EXERCISE → Extract each line of the data and write it out again exactly.
- - - - - - -
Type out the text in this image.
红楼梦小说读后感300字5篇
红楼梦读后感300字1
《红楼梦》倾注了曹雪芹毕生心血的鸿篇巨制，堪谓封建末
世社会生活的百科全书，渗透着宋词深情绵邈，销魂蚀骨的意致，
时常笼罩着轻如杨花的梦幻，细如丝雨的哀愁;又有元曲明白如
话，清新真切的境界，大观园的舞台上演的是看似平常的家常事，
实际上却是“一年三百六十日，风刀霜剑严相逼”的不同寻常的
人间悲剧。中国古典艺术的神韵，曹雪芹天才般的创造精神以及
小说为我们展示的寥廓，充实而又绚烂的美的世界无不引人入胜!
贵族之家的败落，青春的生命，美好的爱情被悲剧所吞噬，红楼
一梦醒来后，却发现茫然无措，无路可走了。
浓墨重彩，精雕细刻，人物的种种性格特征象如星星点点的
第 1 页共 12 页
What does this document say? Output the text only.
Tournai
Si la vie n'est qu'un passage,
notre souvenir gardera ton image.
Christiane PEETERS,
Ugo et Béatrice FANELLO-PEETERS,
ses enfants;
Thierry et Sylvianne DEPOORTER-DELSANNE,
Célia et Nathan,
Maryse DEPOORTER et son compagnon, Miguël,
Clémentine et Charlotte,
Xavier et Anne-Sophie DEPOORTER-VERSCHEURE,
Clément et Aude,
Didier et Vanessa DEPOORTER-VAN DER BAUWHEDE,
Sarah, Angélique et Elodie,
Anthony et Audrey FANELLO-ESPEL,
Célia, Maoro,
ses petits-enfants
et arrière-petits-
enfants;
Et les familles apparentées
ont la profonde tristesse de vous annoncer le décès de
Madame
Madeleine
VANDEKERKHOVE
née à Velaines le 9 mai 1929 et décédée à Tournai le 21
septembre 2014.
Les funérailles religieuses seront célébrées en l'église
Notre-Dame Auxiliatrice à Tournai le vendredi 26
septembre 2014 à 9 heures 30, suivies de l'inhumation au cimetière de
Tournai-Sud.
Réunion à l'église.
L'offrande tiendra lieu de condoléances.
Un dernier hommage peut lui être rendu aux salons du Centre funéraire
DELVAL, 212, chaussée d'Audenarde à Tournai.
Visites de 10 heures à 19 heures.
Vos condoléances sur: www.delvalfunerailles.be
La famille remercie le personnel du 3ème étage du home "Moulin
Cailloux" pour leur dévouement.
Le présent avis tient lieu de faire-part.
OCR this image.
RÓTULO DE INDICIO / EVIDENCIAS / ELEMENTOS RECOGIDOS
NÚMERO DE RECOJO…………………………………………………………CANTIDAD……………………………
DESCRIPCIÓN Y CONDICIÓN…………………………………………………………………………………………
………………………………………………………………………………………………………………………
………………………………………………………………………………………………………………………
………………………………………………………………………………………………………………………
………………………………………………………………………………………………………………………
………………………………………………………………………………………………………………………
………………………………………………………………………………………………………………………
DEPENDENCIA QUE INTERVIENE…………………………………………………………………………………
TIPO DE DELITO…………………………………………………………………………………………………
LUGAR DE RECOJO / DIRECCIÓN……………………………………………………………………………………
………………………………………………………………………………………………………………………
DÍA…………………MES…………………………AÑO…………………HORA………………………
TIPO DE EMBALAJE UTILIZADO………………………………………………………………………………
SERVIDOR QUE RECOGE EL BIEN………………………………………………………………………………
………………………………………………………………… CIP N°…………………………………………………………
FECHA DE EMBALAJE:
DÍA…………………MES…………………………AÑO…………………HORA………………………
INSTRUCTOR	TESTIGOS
- - - - - - -
THE RESULT →
Type out the text in this image.
红楼梦小说读后感300字5篇
红楼梦读后感300字1
《红楼梦》倾注了曹雪芹毕生心血的鸿篇巨制，堪谓封建末
世社会生活的百科全书，渗透着宋词深情绵邈，销魂蚀骨的意致，
时常笼罩着轻如杨花的梦幻，细如丝雨的哀愁;又有元曲明白如
话，清新真切的境界，大观园的舞台上演的是看似平常的家常事，
实际上却是“一年三百六十日，风刀霜剑严相逼”的不同寻常的
人间悲剧。中国古典艺术的神韵，曹雪芹天才般的创造精神以及
小说为我们展示的寥廓，充实而又绚烂的美的世界无不引人入胜!
贵族之家的败落，青春的生命，美好的爱情被悲剧所吞噬，红楼
一梦醒来后，却发现茫然无措，无路可走了。
浓墨重彩，精雕细刻，人物的种种性格特征象如星星点点的
第 1 页共 12 页
What does this document say? Output the text only.
Tournai
Si la vie n'est qu'un passage,
notre souvenir gardera ton image.
Christiane PEETERS,
Ugo et Béatrice FANELLO-PEETERS,
ses enfants;
Thierry et Sylvianne DEPOORTER-DELSANNE,
Célia et Nathan,
Maryse DEPOORTER et son compagnon, Miguël,
Clémentine et Charlotte,
Xavier et Anne-Sophie DEPOORTER-VERSCHEURE,
Clément et Aude,
Didier et Vanessa DEPOORTER-VAN DER BAUWHEDE,
Sarah, Angélique et Elodie,
Anthony et Audrey FANELLO-ESPEL,
Célia, Maoro,
ses petits-enfants
et arrière-petits-
enfants;
Et les familles apparentées
ont la profonde tristesse de vous annoncer le décès de
Madame
Madeleine
VANDEKERKHOVE
née à Velaines le 9 mai 1929 et décédée à Tournai le 21
septembre 2014.
Les funérailles religieuses seront célébrées en l'église
Notre-Dame Auxiliatrice à Tournai le vendredi 26
septembre 2014 à 9 heures 30, suivies de l'inhumation au cimetière de
Tournai-Sud.
Réunion à l'église.
L'offrande tiendra lieu de condoléances.
Un dernier hommage peut lui être rendu aux salons du Centre funéraire
DELVAL, 212, chaussée d'Audenarde à Tournai.
Visites de 10 heures à 19 heures.
Vos condoléances sur: www.delvalfunerailles.be
La famille remercie le personnel du 3ème étage du home "Moulin
Cailloux" pour leur dévouement.
Le présent avis tient lieu de faire-part.
OCR this image.
RÓTULO DE INDICIO / EVIDENCIAS / ELEMENTOS RECOGIDOS
NÚMERO DE RECOJO…………………………………………………………CANTIDAD……………………………
DESCRIPCIÓN Y CONDICIÓN…………………………………………………………………………………………
………………………………………………………………………………………………………………………
………………………………………………………………………………………………………………………
………………………………………………………………………………………………………………………
………………………………………………………………………………………………………………………
………………………………………………………………………………………………………………………
………………………………………………………………………………………………………………………
DEPENDENCIA QUE INTERVIENE…………………………………………………………………………………
TIPO DE DELITO…………………………………………………………………………………………………
LUGAR DE RECOJO / DIRECCIÓN……………………………………………………………………………………
………………………………………………………………………………………………………………………
DÍA…………………MES…………………………AÑO…………………HORA………………………
TIPO DE EMBALAJE UTILIZADO………………………………………………………………………………
SERVIDOR QUE RECOGE EL BIEN………………………………………………………………………………
………………………………………………………………… CIP N°…………………………………………………………
FECHA DE EMBALAJE:
DÍA…………………MES…………………………AÑO…………………HORA………………………
INSTRUCTOR	TESTIGOS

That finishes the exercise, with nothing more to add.